### [INSTRUCTIONS TO FOLLOW]
Take the listing and print it in full, exactly as given.
======== DATA EXTRACT
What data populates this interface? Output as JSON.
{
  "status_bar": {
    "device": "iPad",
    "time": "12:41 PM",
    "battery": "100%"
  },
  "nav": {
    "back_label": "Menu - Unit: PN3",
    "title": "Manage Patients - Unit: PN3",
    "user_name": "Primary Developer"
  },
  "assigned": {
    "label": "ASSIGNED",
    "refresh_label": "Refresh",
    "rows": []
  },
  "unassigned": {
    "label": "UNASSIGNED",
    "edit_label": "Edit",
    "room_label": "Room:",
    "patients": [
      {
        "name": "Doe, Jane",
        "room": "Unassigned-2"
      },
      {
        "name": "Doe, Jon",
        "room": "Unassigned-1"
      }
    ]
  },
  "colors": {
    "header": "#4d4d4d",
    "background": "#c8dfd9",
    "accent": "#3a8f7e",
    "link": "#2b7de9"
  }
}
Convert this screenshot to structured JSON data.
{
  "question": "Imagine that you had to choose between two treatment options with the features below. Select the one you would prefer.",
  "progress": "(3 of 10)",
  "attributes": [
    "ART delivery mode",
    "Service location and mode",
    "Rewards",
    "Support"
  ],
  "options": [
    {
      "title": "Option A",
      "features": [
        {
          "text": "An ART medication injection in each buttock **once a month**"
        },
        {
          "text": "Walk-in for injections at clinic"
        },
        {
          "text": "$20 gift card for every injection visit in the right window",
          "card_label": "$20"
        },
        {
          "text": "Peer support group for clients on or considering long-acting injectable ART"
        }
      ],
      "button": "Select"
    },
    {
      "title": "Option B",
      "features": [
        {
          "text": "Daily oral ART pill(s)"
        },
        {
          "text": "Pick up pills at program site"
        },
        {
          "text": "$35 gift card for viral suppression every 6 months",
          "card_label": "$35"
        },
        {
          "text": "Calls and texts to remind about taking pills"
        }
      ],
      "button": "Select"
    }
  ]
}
================
### [OUTPUT FOR THIS EXERCISE]
What data populates this interface? Output as JSON.
{
  "status_bar": {
    "device": "iPad",
    "time": "12:41 PM",
    "battery": "100%"
  },
  "nav": {
    "back_label": "Menu - Unit: PN3",
    "title": "Manage Patients - Unit: PN3",
    "user_name": "Primary Developer"
  },
  "assigned": {
    "label": "ASSIGNED",
    "refresh_label": "Refresh",
    "rows": []
  },
  "unassigned": {
    "label": "UNASSIGNED",
    "edit_label": "Edit",
    "room_label": "Room:",
    "patients": [
      {
        "name": "Doe, Jane",
        "room": "Unassigned-2"
      },
      {
        "name": "Doe, Jon",
        "room": "Unassigned-1"
      }
    ]
  },
  "colors": {
    "header": "#4d4d4d",
    "background": "#c8dfd9",
    "accent": "#3a8f7e",
    "link": "#2b7de9"
  }
}
Convert this screenshot to structured JSON data.
{
  "question": "Imagine that you had to choose between two treatment options with the features below. Select the one you would prefer.",
  "progress": "(3 of 10)",
  "attributes": [
    "ART delivery mode",
    "Service location and mode",
    "Rewards",
    "Support"
  ],
  "options": [
    {
      "title": "Option A",
      "features": [
        {
          "text": "An ART medication injection in each buttock **once a month**"
        },
        {
          "text": "Walk-in for injections at clinic"
        },
        {
          "text": "$20 gift card for every injection visit in the right window",
          "card_label": "$20"
        },
        {
          "text": "Peer support group for clients on or considering long-acting injectable ART"
        }
      ],
      "button": "Select"
    },
    {
      "title": "Option B",
      "features": [
        {
          "text": "Daily oral ART pill(s)"
        },
        {
          "text": "Pick up pills at program site"
        },
        {
          "text": "$35 gift card for viral suppression every 6 months",
          "card_label": "$35"
        },
        {
          "text": "Calls and texts to remind about taking pills"
        }
      ],
      "button": "Select"
    }
  ]
}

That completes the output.